DATA SHOWN ::
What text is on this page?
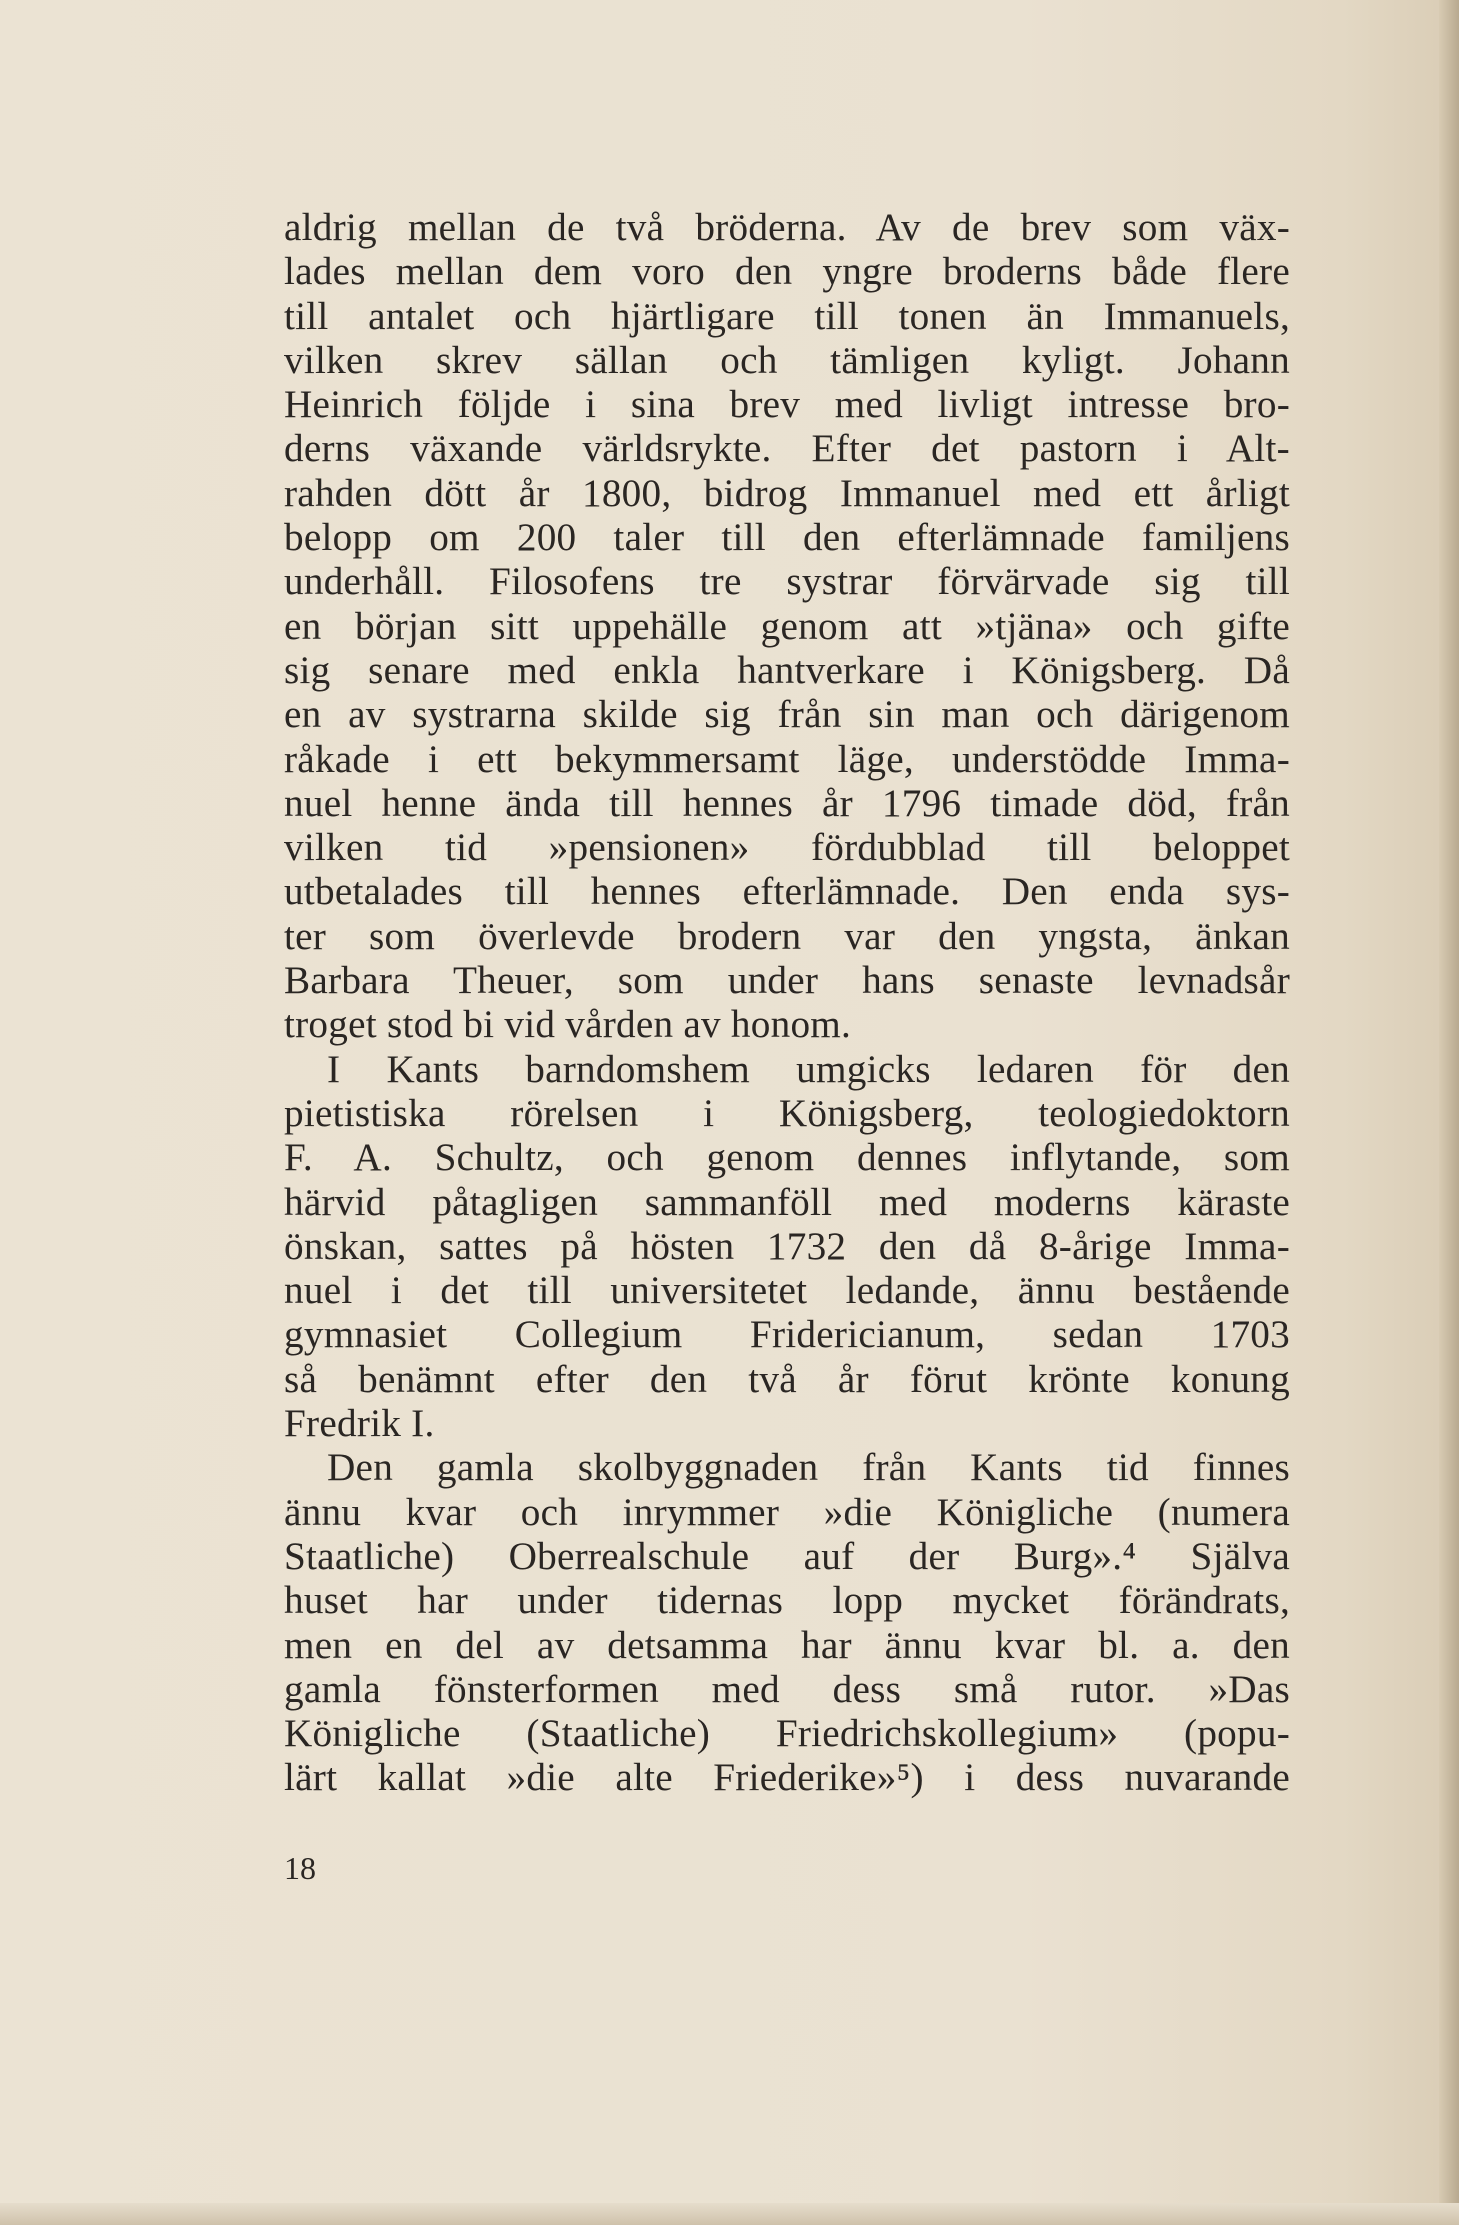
aldrig mellan de två bröderna. Av de brev som väx-
lades mellan dem voro den yngre broderns både flere
till antalet och hjärtligare till tonen än Immanuels,
vilken skrev sällan och tämligen kyligt. Johann
Heinrich följde i sina brev med livligt intresse bro-
derns växande världsrykte. Efter det pastorn i Alt-
rahden dött år 1800, bidrog Immanuel med ett årligt
belopp om 200 taler till den efterlämnade familjens
underhåll. Filosofens tre systrar förvärvade sig till
en början sitt uppehälle genom att »tjäna» och gifte
sig senare med enkla hantverkare i Königsberg. Då
en av systrarna skilde sig från sin man och därigenom
råkade i ett bekymmersamt läge, understödde Imma-
nuel henne ända till hennes år 1796 timade död, från
vilken tid »pensionen» fördubblad till beloppet
utbetalades till hennes efterlämnade. Den enda sys-
ter som överlevde brodern var den yngsta, änkan
Barbara Theuer, som under hans senaste levnadsår
troget stod bi vid vården av honom.
I Kants barndomshem umgicks ledaren för den
pietistiska rörelsen i Königsberg, teologiedoktorn
F. A. Schultz, och genom dennes inflytande, som
härvid påtagligen sammanföll med moderns käraste
önskan, sattes på hösten 1732 den då 8-årige Imma-
nuel i det till universitetet ledande, ännu bestående
gymnasiet Collegium Fridericianum, sedan 1703
så benämnt efter den två år förut krönte konung
Fredrik I.
Den gamla skolbyggnaden från Kants tid finnes
ännu kvar och inrymmer »die Königliche (numera
Staatliche) Oberrealschule auf der Burg».⁴ Själva
huset har under tidernas lopp mycket förändrats,
men en del av detsamma har ännu kvar bl. a. den
gamla fönsterformen med dess små rutor. »Das
Königliche (Staatliche) Friedrichskollegium» (popu-
lärt kallat »die alte Friederike»⁵) i dess nuvarande
18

REQUIRED ACTION :: Please transcribe every entry above exactly, leaving out any pictures.

FINAL ANSWER ::
What text is on this page?
aldrig mellan de två bröderna. Av de brev som väx-
lades mellan dem voro den yngre broderns både flere
till antalet och hjärtligare till tonen än Immanuels,
vilken skrev sällan och tämligen kyligt. Johann
Heinrich följde i sina brev med livligt intresse bro-
derns växande världsrykte. Efter det pastorn i Alt-
rahden dött år 1800, bidrog Immanuel med ett årligt
belopp om 200 taler till den efterlämnade familjens
underhåll. Filosofens tre systrar förvärvade sig till
en början sitt uppehälle genom att »tjäna» och gifte
sig senare med enkla hantverkare i Königsberg. Då
en av systrarna skilde sig från sin man och därigenom
råkade i ett bekymmersamt läge, understödde Imma-
nuel henne ända till hennes år 1796 timade död, från
vilken tid »pensionen» fördubblad till beloppet
utbetalades till hennes efterlämnade. Den enda sys-
ter som överlevde brodern var den yngsta, änkan
Barbara Theuer, som under hans senaste levnadsår
troget stod bi vid vården av honom.
I Kants barndomshem umgicks ledaren för den
pietistiska rörelsen i Königsberg, teologiedoktorn
F. A. Schultz, och genom dennes inflytande, som
härvid påtagligen sammanföll med moderns käraste
önskan, sattes på hösten 1732 den då 8-årige Imma-
nuel i det till universitetet ledande, ännu bestående
gymnasiet Collegium Fridericianum, sedan 1703
så benämnt efter den två år förut krönte konung
Fredrik I.
Den gamla skolbyggnaden från Kants tid finnes
ännu kvar och inrymmer »die Königliche (numera
Staatliche) Oberrealschule auf der Burg».⁴ Själva
huset har under tidernas lopp mycket förändrats,
men en del av detsamma har ännu kvar bl. a. den
gamla fönsterformen med dess små rutor. »Das
Königliche (Staatliche) Friedrichskollegium» (popu-
lärt kallat »die alte Friederike»⁵) i dess nuvarande
18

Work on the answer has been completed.